== Record set ==

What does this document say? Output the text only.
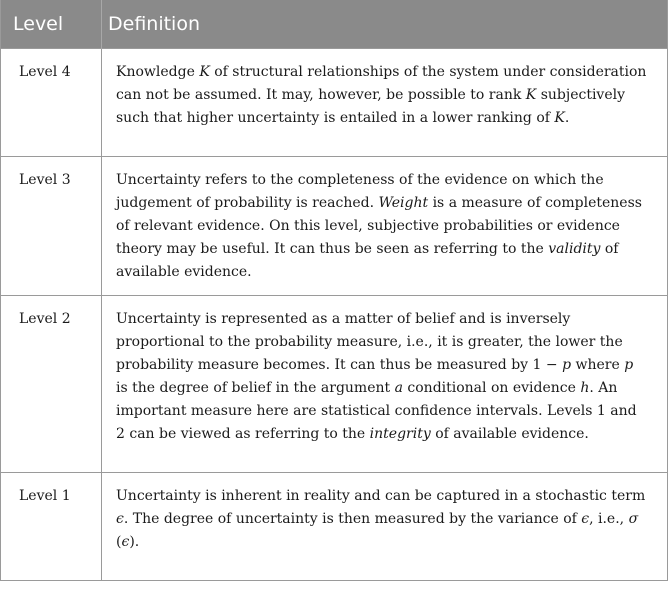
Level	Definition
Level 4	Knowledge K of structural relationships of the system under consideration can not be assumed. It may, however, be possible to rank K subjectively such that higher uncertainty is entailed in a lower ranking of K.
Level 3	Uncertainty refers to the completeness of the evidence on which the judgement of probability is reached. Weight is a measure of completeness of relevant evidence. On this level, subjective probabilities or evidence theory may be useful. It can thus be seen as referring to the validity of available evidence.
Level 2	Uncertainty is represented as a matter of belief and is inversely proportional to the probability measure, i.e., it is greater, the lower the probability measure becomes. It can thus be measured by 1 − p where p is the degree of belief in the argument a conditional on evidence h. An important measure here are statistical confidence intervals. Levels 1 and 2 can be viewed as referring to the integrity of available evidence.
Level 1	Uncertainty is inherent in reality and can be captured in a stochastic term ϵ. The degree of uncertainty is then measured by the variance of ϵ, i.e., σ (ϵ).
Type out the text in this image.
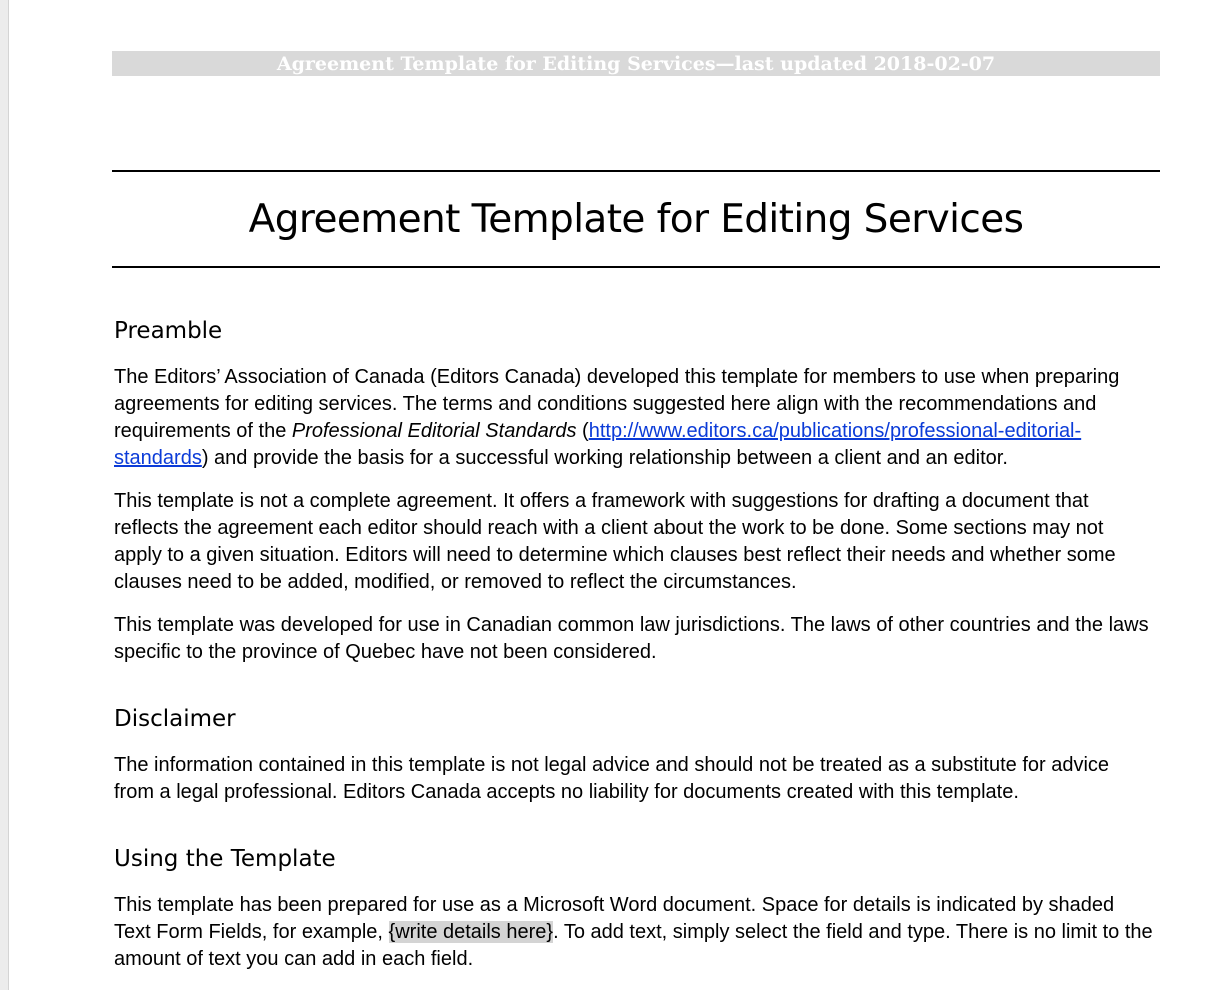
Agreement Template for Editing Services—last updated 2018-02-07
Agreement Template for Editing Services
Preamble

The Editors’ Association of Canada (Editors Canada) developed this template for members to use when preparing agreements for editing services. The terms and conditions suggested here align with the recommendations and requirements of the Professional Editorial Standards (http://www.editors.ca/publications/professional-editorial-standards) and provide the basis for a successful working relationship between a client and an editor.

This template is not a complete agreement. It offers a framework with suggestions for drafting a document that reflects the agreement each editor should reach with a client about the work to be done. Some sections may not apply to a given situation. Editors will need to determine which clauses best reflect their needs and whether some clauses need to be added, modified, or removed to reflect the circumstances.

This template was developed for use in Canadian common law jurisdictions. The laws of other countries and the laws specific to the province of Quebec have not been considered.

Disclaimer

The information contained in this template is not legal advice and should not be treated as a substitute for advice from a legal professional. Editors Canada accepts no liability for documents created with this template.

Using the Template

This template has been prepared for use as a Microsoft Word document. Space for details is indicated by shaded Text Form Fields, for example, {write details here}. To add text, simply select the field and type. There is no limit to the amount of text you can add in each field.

===

→ What is needed:
Copy every record above exactly, leaving out any pictures.

→ Solution:
What does this document say? Output the text only.
Level	Definition
Level 4	Knowledge K of structural relationships of the system under consideration can not be assumed. It may, however, be possible to rank K subjectively such that higher uncertainty is entailed in a lower ranking of K.
Level 3	Uncertainty refers to the completeness of the evidence on which the judgement of probability is reached. Weight is a measure of completeness of relevant evidence. On this level, subjective probabilities or evidence theory may be useful. It can thus be seen as referring to the validity of available evidence.
Level 2	Uncertainty is represented as a matter of belief and is inversely proportional to the probability measure, i.e., it is greater, the lower the probability measure becomes. It can thus be measured by 1 − p where p is the degree of belief in the argument a conditional on evidence h. An important measure here are statistical confidence intervals. Levels 1 and 2 can be viewed as referring to the integrity of available evidence.
Level 1	Uncertainty is inherent in reality and can be captured in a stochastic term ϵ. The degree of uncertainty is then measured by the variance of ϵ, i.e., σ (ϵ).
Type out the text in this image.
Agreement Template for Editing Services—last updated 2018-02-07
Agreement Template for Editing Services
Preamble

The Editors’ Association of Canada (Editors Canada) developed this template for members to use when preparing agreements for editing services. The terms and conditions suggested here align with the recommendations and requirements of the Professional Editorial Standards (http://www.editors.ca/publications/professional-editorial-standards) and provide the basis for a successful working relationship between a client and an editor.

This template is not a complete agreement. It offers a framework with suggestions for drafting a document that reflects the agreement each editor should reach with a client about the work to be done. Some sections may not apply to a given situation. Editors will need to determine which clauses best reflect their needs and whether some clauses need to be added, modified, or removed to reflect the circumstances.

This template was developed for use in Canadian common law jurisdictions. The laws of other countries and the laws specific to the province of Quebec have not been considered.

Disclaimer

The information contained in this template is not legal advice and should not be treated as a substitute for advice from a legal professional. Editors Canada accepts no liability for documents created with this template.

Using the Template

This template has been prepared for use as a Microsoft Word document. Space for details is indicated by shaded Text Form Fields, for example, {write details here}. To add text, simply select the field and type. There is no limit to the amount of text you can add in each field.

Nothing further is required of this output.